> _GOAL OF THE EXERCISE_: Switch "Experimental" to "Measured" in the records, from the line containing "y-tick-label: 2 [58, 50, 67, 62]" through the line containing "y-tick-label: -2 [656, 124, 670, 136]". Give back only those lines, with everything else left unchanged.

> _RECORD LIST_:
_ _ _ _ _ _ _
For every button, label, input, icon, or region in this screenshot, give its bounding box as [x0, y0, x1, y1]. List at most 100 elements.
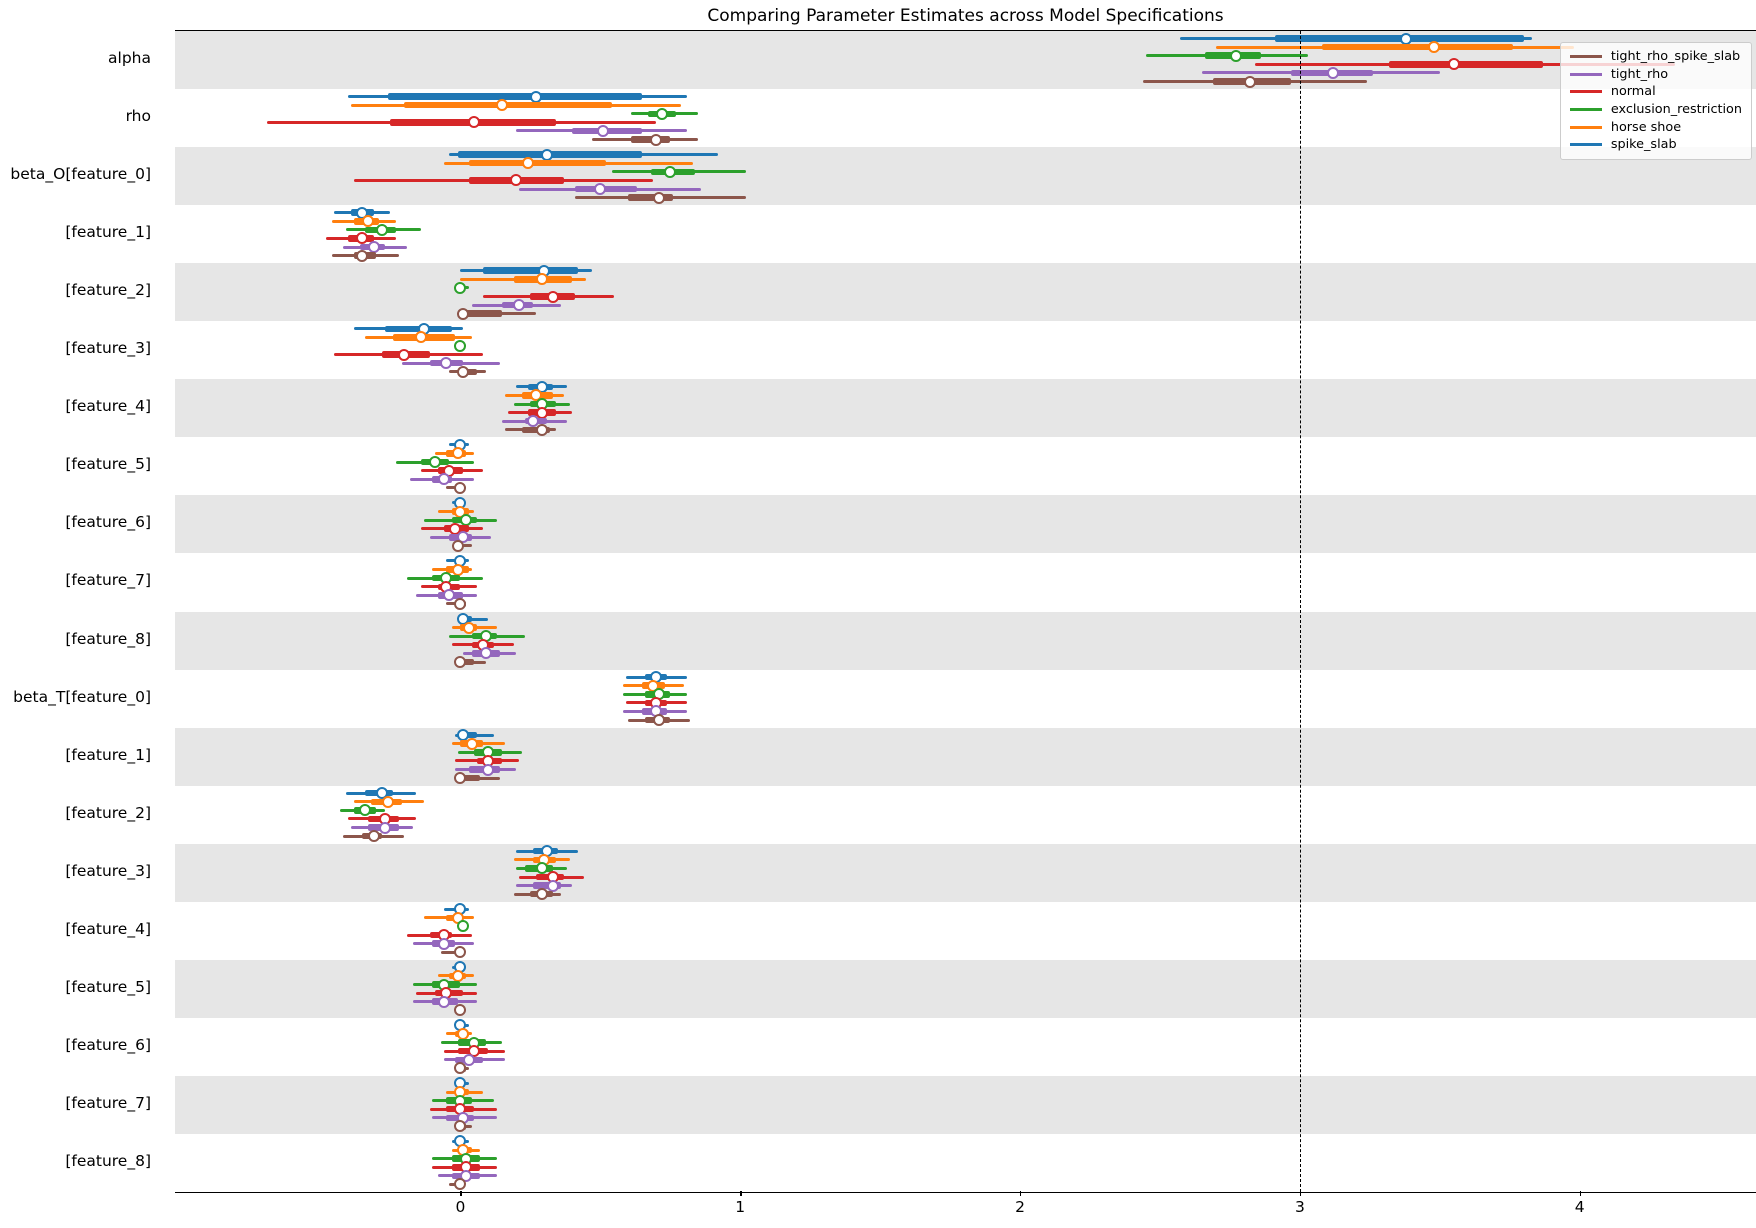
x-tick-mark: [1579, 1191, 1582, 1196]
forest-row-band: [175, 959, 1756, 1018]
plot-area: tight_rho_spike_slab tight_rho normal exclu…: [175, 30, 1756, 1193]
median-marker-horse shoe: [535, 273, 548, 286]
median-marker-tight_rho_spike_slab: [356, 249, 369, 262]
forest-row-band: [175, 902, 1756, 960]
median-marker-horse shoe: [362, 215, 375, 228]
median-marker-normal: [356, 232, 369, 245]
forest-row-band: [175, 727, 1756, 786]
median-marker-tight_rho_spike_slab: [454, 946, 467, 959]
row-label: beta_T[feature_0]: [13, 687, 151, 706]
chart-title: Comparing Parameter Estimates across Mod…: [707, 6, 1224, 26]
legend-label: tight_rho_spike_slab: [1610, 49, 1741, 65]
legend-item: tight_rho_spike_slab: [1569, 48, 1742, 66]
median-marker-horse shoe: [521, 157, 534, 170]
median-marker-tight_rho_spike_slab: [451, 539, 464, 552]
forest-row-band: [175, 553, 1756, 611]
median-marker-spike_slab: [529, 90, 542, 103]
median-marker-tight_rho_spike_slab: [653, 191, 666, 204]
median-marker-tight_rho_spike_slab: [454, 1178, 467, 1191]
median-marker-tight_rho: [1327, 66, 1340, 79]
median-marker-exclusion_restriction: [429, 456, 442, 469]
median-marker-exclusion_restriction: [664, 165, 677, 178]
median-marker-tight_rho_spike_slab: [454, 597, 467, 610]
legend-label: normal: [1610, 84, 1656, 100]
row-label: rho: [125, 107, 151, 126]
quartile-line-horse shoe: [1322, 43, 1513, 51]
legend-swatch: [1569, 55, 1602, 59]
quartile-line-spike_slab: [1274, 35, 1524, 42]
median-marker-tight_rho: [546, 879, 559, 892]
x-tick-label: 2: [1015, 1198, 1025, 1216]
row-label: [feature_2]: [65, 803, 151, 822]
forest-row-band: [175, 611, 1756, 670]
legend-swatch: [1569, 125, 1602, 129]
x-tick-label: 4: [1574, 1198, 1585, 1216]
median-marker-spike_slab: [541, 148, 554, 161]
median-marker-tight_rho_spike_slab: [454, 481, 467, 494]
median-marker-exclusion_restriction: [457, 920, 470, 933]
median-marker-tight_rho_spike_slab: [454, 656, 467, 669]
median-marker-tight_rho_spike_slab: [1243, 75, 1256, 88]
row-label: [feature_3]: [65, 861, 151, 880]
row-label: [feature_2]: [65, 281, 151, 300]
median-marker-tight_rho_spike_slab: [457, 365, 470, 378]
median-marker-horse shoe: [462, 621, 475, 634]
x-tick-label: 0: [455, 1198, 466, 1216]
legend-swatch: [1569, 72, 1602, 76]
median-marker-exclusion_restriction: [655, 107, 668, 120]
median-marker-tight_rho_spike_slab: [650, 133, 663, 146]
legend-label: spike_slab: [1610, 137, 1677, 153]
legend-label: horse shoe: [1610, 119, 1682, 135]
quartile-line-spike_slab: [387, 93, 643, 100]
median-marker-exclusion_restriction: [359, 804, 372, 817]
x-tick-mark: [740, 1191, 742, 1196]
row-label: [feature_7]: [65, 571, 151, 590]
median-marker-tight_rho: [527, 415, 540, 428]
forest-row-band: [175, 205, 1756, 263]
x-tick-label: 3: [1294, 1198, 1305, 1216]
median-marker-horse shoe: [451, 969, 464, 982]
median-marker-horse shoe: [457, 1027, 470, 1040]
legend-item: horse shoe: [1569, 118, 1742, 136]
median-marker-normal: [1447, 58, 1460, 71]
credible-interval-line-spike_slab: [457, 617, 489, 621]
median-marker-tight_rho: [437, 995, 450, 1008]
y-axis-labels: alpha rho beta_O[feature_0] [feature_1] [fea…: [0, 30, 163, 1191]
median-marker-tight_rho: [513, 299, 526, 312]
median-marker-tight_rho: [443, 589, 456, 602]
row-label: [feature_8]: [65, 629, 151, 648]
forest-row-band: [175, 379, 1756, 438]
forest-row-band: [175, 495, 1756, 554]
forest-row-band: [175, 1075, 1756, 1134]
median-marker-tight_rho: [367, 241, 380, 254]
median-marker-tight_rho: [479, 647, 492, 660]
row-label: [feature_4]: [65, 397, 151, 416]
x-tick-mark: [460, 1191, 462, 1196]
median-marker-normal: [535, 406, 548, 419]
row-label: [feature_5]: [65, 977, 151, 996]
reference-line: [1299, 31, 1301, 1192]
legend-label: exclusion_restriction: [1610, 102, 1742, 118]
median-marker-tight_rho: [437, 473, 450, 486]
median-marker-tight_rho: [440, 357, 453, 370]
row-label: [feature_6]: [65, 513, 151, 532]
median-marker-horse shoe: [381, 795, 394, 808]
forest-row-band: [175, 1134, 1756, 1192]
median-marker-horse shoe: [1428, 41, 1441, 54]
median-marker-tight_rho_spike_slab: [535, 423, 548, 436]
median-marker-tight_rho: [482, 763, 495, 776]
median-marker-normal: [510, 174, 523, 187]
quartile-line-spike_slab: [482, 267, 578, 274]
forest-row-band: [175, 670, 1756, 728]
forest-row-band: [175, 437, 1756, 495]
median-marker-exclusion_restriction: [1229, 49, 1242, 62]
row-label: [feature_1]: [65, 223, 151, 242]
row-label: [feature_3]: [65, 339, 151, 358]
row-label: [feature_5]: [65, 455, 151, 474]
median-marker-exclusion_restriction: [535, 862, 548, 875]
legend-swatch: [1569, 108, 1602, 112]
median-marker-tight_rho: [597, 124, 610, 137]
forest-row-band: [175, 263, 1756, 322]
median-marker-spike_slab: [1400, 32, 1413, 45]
_ _ _ _ _ _ _
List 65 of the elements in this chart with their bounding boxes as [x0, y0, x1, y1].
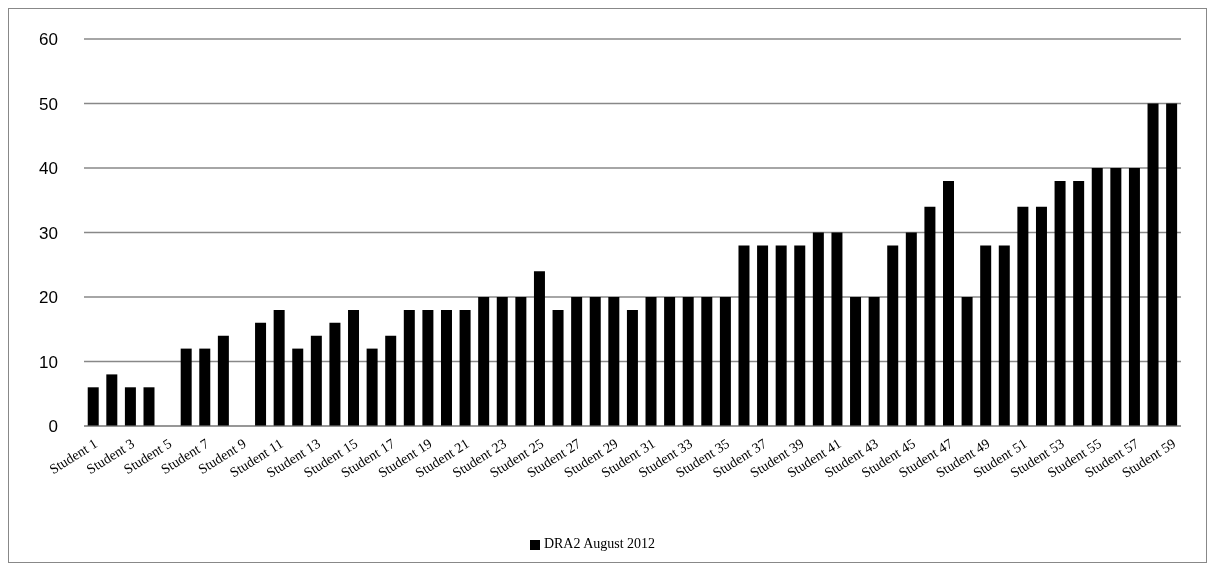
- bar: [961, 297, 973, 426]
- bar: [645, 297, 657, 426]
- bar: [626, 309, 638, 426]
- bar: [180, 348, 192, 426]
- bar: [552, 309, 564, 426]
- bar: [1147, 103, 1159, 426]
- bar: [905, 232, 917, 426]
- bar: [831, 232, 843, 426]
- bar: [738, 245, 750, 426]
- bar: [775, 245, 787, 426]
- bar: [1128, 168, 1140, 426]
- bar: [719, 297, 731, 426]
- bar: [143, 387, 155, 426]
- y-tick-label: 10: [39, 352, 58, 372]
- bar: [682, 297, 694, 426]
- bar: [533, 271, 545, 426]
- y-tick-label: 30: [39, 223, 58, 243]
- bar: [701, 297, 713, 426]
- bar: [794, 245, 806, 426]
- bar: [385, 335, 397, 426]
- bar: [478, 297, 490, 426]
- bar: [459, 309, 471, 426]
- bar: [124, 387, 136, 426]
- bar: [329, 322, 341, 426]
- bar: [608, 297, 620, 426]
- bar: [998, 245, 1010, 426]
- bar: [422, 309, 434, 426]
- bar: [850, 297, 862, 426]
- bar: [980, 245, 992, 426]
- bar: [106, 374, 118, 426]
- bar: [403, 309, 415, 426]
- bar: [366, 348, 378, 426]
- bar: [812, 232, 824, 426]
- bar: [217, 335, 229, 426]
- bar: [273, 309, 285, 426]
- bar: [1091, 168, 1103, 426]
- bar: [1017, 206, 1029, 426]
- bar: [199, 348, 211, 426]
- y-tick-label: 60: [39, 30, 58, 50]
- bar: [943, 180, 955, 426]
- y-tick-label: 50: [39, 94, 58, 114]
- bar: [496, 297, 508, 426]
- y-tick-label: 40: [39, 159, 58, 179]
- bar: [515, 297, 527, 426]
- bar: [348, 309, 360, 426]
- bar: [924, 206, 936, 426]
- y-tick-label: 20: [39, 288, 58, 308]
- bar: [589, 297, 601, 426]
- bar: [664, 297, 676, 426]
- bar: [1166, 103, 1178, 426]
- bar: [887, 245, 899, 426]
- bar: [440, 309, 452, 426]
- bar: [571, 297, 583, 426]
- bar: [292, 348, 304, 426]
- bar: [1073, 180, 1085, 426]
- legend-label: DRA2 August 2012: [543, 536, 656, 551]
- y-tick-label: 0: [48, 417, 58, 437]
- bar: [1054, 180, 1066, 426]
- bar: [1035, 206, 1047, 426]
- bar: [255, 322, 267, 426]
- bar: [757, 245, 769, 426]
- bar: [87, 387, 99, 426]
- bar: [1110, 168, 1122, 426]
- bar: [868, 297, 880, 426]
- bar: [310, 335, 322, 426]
_ _ _ _ _ _ _
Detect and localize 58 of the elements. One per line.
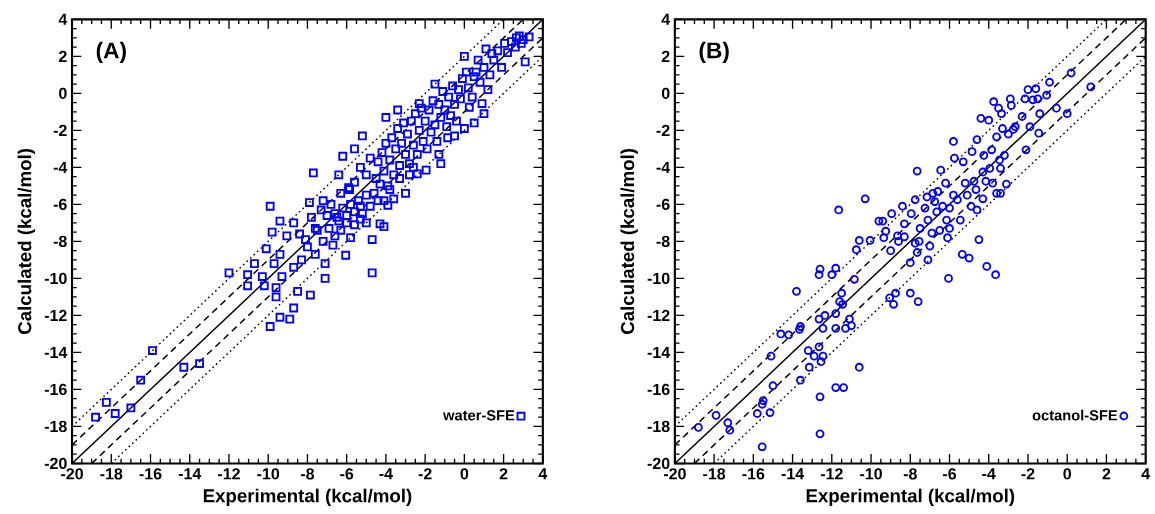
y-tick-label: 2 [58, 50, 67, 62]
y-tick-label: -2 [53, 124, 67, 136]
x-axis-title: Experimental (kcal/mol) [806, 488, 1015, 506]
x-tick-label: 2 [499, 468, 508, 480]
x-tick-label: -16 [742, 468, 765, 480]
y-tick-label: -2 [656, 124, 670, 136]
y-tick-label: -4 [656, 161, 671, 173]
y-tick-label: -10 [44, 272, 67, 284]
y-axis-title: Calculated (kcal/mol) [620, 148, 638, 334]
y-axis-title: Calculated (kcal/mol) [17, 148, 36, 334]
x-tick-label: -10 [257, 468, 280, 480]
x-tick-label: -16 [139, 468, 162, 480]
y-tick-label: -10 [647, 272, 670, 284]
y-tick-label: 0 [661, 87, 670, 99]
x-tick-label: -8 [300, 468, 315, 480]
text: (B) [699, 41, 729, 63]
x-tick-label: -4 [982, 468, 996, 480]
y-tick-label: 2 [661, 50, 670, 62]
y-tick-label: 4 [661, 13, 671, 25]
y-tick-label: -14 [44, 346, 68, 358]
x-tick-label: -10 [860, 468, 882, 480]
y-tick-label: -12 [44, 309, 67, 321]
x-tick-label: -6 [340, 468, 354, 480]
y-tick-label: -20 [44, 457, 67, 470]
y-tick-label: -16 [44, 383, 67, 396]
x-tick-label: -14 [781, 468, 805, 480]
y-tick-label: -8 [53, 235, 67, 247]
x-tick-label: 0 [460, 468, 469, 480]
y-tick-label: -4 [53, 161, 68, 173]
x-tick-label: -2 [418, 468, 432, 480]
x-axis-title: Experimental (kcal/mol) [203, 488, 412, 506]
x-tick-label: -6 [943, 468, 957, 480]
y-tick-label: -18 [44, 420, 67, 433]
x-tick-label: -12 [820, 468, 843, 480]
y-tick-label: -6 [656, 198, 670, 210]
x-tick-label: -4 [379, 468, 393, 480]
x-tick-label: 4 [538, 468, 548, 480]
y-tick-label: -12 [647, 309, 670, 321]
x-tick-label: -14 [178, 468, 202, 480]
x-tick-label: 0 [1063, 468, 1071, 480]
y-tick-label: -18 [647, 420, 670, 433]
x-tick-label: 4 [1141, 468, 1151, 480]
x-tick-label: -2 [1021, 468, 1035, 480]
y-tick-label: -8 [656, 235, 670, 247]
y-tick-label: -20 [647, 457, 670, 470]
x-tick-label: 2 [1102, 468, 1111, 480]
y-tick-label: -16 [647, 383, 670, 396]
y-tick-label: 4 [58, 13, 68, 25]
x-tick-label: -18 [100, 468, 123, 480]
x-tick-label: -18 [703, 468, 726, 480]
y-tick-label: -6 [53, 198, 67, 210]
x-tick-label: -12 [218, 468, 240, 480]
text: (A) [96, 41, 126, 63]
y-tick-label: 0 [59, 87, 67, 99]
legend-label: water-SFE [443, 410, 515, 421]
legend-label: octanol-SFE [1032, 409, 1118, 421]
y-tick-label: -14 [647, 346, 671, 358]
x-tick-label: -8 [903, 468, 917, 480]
_ _ _ _ _ _ _
> _RESULT FOR THIS EXERCISE_:
y-tick-label: 2 [58, 50, 67, 62]
y-tick-label: -2 [53, 124, 67, 136]
x-axis-title: Measured (kcal/mol) [806, 488, 1015, 506]
x-tick-label: 2 [499, 468, 508, 480]
x-tick-label: -16 [742, 468, 765, 480]
y-tick-label: -2 [656, 124, 670, 136]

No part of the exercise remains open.